:: Dataset entries

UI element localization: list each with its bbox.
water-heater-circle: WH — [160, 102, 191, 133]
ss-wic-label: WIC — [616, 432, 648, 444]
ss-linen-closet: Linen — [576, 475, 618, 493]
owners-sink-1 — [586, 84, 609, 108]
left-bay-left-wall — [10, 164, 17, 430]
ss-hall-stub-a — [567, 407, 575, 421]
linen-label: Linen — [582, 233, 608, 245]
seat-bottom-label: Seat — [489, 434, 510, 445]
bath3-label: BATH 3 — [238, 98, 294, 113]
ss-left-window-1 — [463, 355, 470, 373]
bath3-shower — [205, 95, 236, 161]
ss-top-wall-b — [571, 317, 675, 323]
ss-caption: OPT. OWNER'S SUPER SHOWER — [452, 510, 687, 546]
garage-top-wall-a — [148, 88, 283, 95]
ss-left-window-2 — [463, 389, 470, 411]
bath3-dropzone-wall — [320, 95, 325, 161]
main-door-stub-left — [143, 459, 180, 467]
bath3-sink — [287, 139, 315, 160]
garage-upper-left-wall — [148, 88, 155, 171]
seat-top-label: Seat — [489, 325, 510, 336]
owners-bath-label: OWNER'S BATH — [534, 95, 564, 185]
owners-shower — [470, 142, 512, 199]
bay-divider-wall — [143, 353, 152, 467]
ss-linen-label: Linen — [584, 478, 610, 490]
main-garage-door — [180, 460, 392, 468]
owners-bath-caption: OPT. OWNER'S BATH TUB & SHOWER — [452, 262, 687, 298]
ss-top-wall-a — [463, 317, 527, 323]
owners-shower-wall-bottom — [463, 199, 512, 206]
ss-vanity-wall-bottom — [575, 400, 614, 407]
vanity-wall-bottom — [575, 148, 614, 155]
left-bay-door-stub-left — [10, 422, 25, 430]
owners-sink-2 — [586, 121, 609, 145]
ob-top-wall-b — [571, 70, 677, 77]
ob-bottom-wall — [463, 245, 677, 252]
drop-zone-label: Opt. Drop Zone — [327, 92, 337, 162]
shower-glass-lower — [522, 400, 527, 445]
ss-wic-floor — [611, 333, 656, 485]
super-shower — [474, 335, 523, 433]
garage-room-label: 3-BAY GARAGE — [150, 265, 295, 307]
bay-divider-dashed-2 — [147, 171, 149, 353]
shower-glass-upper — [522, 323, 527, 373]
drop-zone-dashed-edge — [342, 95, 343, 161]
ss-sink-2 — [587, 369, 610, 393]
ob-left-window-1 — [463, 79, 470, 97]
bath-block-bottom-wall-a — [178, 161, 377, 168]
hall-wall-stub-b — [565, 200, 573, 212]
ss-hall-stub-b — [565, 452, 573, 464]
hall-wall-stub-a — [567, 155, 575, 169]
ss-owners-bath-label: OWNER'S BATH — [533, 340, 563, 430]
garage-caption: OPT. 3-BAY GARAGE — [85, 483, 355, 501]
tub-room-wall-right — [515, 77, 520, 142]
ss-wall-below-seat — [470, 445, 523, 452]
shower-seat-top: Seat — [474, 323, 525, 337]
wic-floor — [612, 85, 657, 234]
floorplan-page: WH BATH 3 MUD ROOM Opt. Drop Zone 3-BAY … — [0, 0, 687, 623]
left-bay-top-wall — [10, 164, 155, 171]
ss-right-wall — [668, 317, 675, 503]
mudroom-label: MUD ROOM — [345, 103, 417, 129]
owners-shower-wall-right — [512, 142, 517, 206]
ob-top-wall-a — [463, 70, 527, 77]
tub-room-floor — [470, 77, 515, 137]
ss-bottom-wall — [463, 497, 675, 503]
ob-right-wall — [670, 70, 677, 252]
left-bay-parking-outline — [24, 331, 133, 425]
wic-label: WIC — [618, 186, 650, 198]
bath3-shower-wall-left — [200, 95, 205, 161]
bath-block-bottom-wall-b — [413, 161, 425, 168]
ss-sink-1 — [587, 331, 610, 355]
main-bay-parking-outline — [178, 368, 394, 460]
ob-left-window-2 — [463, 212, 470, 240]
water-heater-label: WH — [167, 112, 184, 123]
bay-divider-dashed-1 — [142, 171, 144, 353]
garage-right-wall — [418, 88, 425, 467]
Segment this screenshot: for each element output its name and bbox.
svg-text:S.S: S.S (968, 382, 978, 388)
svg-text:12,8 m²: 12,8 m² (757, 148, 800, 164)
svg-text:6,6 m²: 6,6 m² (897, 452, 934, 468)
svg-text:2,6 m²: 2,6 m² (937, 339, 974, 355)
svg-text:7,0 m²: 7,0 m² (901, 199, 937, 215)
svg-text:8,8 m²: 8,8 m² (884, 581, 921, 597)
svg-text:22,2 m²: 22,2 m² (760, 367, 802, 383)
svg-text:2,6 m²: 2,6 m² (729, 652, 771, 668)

::::

Format the items, from the first line through the line containing "linen-label: Linen — [582, 233, 608, 245]" (both ends included), as a Markdown table with the columns "Row" and "Text". Number each row and omit any blank lines.

» **Exercise result**
| Row | Text |
|---|---|
| 1 | UI element localization: list each with its bbox. |
| 2 | water-heater-circle: WH — [160, 102, 191, 133] |
| 3 | ss-wic-label: WIC — [616, 432, 648, 444] |
| 4 | ss-linen-closet: Linen — [576, 475, 618, 493] |
| 5 | owners-sink-1 — [586, 84, 609, 108] |
| 6 | left-bay-left-wall — [10, 164, 17, 430] |
| 7 | ss-hall-stub-a — [567, 407, 575, 421] |
| 8 | linen-label: Linen — [582, 233, 608, 245] |